- _Instruction_: Say how many lines in the data below contain the word "déduire", and give no other text.

- _Extracted information_:
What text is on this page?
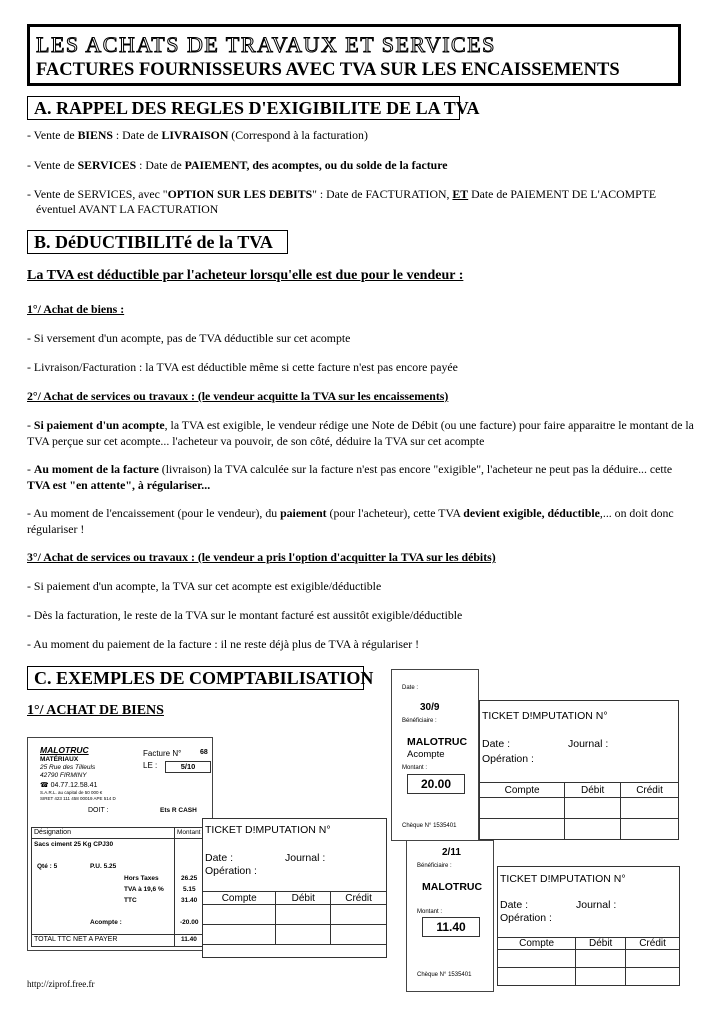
LES ACHATS DE TRAVAUX ET SERVICES
FACTURES FOURNISSEURS AVEC TVA SUR LES ENCAISSEMENTS
A. RAPPEL DES REGLES D'EXIGIBILITE DE LA TVA
- Vente de BIENS : Date de LIVRAISON (Correspond à la facturation)
- Vente de SERVICES : Date de PAIEMENT, des acomptes, ou du solde de la facture
- Vente de SERVICES, avec "OPTION SUR LES DEBITS" : Date de FACTURATION, ET Date de PAIEMENT DE L'ACOMPTE
éventuel AVANT LA FACTURATION
B. DéDUCTIBILITé de la TVA
La TVA est déductible par l'acheteur lorsqu'elle est due pour le vendeur :
1°/ Achat de biens :
- Si versement d'un acompte, pas de TVA déductible sur cet acompte
- Livraison/Facturation : la TVA est déductible même si cette facture n'est pas encore payée
2°/ Achat de services ou travaux : (le vendeur acquitte la TVA sur les encaissements)
- Si paiement d'un acompte, la TVA est exigible, le vendeur rédige une Note de Débit (ou une facture) pour faire apparaitre le montant de la TVA perçue sur cet acompte... l'acheteur va pouvoir, de son côté, déduire la TVA sur cet acompte
- Au moment de la facture (livraison) la TVA calculée sur la facture n'est pas encore "exigible", l'acheteur ne peut pas la déduire... cette TVA est "en attente", à régulariser...
- Au moment de l'encaissement (pour le vendeur), du paiement (pour l'acheteur), cette TVA devient exigible, déductible,... on doit donc régulariser !
3°/ Achat de services ou travaux : (le vendeur a pris l'option d'acquitter la TVA sur les débits)
- Si paiement d'un acompte, la TVA sur cet acompte est exigible/déductible
- Dès la facturation, le reste de la TVA sur le montant facturé est aussitôt exigible/déductible
- Au moment du paiement de la facture : il ne reste déjà plus de TVA à régulariser !
C. EXEMPLES DE COMPTABILISATION
1°/ ACHAT DE BIENS
MALOTRUC
MATÉRIAUX
25 Rue des Tilleuls
42790 FIRMINY
☎ 04.77.12.58.41
S.A.R.L. au capital de 50 000 €
SIRET 423 111 458 00019 APE 514 D
Facture N°	68
LE :	5/10
DOIT :	Ets R CASH
Désignation	Montant
Sacs ciment 25 Kg CPJ30
Qté : 5	P.U. 5.25
Hors Taxes	26.25
TVA à 19,6 %	5.15
TTC	31.40
Acompte :	-20.00
TOTAL TTC NET A PAYER	11.40
TICKET D!MPUTATION N°
Date :	Journal :
Opération :
Compte	Débit	Crédit

Date :
30/9
Bénéficiaire :
MALOTRUC
Acompte
Montant :
20.00
Chèque N° 1535401
TICKET D!MPUTATION N°
Date :	Journal :
Opération :
Compte	Débit	Crédit

2/11
Bénéficiaire :
MALOTRUC
Montant :
11.40
Chèque N° 1535401
TICKET D!MPUTATION N°
Date :	Journal :
Opération :
Compte	Débit	Crédit

http://ziprof.free.fr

- _Response to the exercise_: 2